Figure dataset records

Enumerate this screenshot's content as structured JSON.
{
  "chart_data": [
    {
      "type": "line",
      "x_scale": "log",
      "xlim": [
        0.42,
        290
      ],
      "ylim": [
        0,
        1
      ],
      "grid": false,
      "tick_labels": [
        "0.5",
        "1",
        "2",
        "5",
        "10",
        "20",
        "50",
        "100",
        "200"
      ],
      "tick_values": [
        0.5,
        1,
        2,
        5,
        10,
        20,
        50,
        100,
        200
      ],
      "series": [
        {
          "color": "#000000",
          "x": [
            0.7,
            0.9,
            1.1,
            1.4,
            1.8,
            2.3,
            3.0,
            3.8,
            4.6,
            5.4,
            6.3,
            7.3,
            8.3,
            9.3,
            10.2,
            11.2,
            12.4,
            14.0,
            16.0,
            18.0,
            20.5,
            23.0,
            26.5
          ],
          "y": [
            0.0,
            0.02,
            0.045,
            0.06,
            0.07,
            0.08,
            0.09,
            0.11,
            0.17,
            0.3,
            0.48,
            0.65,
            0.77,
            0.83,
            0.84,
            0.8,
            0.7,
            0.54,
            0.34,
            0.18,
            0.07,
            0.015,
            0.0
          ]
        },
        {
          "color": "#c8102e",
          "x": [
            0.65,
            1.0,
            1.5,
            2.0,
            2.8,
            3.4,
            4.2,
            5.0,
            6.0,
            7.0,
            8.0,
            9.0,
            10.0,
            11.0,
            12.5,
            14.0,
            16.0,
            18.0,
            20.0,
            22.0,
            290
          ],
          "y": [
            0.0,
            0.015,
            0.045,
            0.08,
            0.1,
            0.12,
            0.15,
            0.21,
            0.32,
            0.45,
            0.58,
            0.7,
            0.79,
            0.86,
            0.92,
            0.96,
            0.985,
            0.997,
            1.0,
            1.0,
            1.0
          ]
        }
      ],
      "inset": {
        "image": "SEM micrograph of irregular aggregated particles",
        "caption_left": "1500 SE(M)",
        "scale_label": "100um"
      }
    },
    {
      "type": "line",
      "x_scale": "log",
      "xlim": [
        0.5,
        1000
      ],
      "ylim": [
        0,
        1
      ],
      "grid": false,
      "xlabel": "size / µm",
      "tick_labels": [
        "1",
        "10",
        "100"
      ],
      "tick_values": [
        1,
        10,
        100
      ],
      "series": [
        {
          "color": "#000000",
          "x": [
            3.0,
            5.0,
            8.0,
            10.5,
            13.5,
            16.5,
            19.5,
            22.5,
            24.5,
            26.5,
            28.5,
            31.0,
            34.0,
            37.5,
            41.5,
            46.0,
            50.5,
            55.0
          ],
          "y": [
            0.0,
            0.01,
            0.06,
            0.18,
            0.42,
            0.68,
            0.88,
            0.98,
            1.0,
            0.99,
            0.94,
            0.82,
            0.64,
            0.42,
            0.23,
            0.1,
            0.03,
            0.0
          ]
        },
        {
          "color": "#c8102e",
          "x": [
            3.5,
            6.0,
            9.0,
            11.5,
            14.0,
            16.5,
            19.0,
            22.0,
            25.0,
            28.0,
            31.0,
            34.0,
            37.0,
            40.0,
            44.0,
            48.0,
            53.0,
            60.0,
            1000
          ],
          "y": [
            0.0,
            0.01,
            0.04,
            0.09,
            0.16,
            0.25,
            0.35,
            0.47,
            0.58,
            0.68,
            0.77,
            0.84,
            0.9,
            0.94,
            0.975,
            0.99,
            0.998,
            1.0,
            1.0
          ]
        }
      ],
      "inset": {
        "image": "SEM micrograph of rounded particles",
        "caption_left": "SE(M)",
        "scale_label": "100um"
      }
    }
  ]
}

SET TASK: Copy the records above exactly.

SOLUTION:
Enumerate this screenshot's content as structured JSON.
{
  "chart_data": [
    {
      "type": "line",
      "x_scale": "log",
      "xlim": [
        0.42,
        290
      ],
      "ylim": [
        0,
        1
      ],
      "grid": false,
      "tick_labels": [
        "0.5",
        "1",
        "2",
        "5",
        "10",
        "20",
        "50",
        "100",
        "200"
      ],
      "tick_values": [
        0.5,
        1,
        2,
        5,
        10,
        20,
        50,
        100,
        200
      ],
      "series": [
        {
          "color": "#000000",
          "x": [
            0.7,
            0.9,
            1.1,
            1.4,
            1.8,
            2.3,
            3.0,
            3.8,
            4.6,
            5.4,
            6.3,
            7.3,
            8.3,
            9.3,
            10.2,
            11.2,
            12.4,
            14.0,
            16.0,
            18.0,
            20.5,
            23.0,
            26.5
          ],
          "y": [
            0.0,
            0.02,
            0.045,
            0.06,
            0.07,
            0.08,
            0.09,
            0.11,
            0.17,
            0.3,
            0.48,
            0.65,
            0.77,
            0.83,
            0.84,
            0.8,
            0.7,
            0.54,
            0.34,
            0.18,
            0.07,
            0.015,
            0.0
          ]
        },
        {
          "color": "#c8102e",
          "x": [
            0.65,
            1.0,
            1.5,
            2.0,
            2.8,
            3.4,
            4.2,
            5.0,
            6.0,
            7.0,
            8.0,
            9.0,
            10.0,
            11.0,
            12.5,
            14.0,
            16.0,
            18.0,
            20.0,
            22.0,
            290
          ],
          "y": [
            0.0,
            0.015,
            0.045,
            0.08,
            0.1,
            0.12,
            0.15,
            0.21,
            0.32,
            0.45,
            0.58,
            0.7,
            0.79,
            0.86,
            0.92,
            0.96,
            0.985,
            0.997,
            1.0,
            1.0,
            1.0
          ]
        }
      ],
      "inset": {
        "image": "SEM micrograph of irregular aggregated particles",
        "caption_left": "1500 SE(M)",
        "scale_label": "100um"
      }
    },
    {
      "type": "line",
      "x_scale": "log",
      "xlim": [
        0.5,
        1000
      ],
      "ylim": [
        0,
        1
      ],
      "grid": false,
      "xlabel": "size / µm",
      "tick_labels": [
        "1",
        "10",
        "100"
      ],
      "tick_values": [
        1,
        10,
        100
      ],
      "series": [
        {
          "color": "#000000",
          "x": [
            3.0,
            5.0,
            8.0,
            10.5,
            13.5,
            16.5,
            19.5,
            22.5,
            24.5,
            26.5,
            28.5,
            31.0,
            34.0,
            37.5,
            41.5,
            46.0,
            50.5,
            55.0
          ],
          "y": [
            0.0,
            0.01,
            0.06,
            0.18,
            0.42,
            0.68,
            0.88,
            0.98,
            1.0,
            0.99,
            0.94,
            0.82,
            0.64,
            0.42,
            0.23,
            0.1,
            0.03,
            0.0
          ]
        },
        {
          "color": "#c8102e",
          "x": [
            3.5,
            6.0,
            9.0,
            11.5,
            14.0,
            16.5,
            19.0,
            22.0,
            25.0,
            28.0,
            31.0,
            34.0,
            37.0,
            40.0,
            44.0,
            48.0,
            53.0,
            60.0,
            1000
          ],
          "y": [
            0.0,
            0.01,
            0.04,
            0.09,
            0.16,
            0.25,
            0.35,
            0.47,
            0.58,
            0.68,
            0.77,
            0.84,
            0.9,
            0.94,
            0.975,
            0.99,
            0.998,
            1.0,
            1.0
          ]
        }
      ],
      "inset": {
        "image": "SEM micrograph of rounded particles",
        "caption_left": "SE(M)",
        "scale_label": "100um"
      }
    }
  ]
}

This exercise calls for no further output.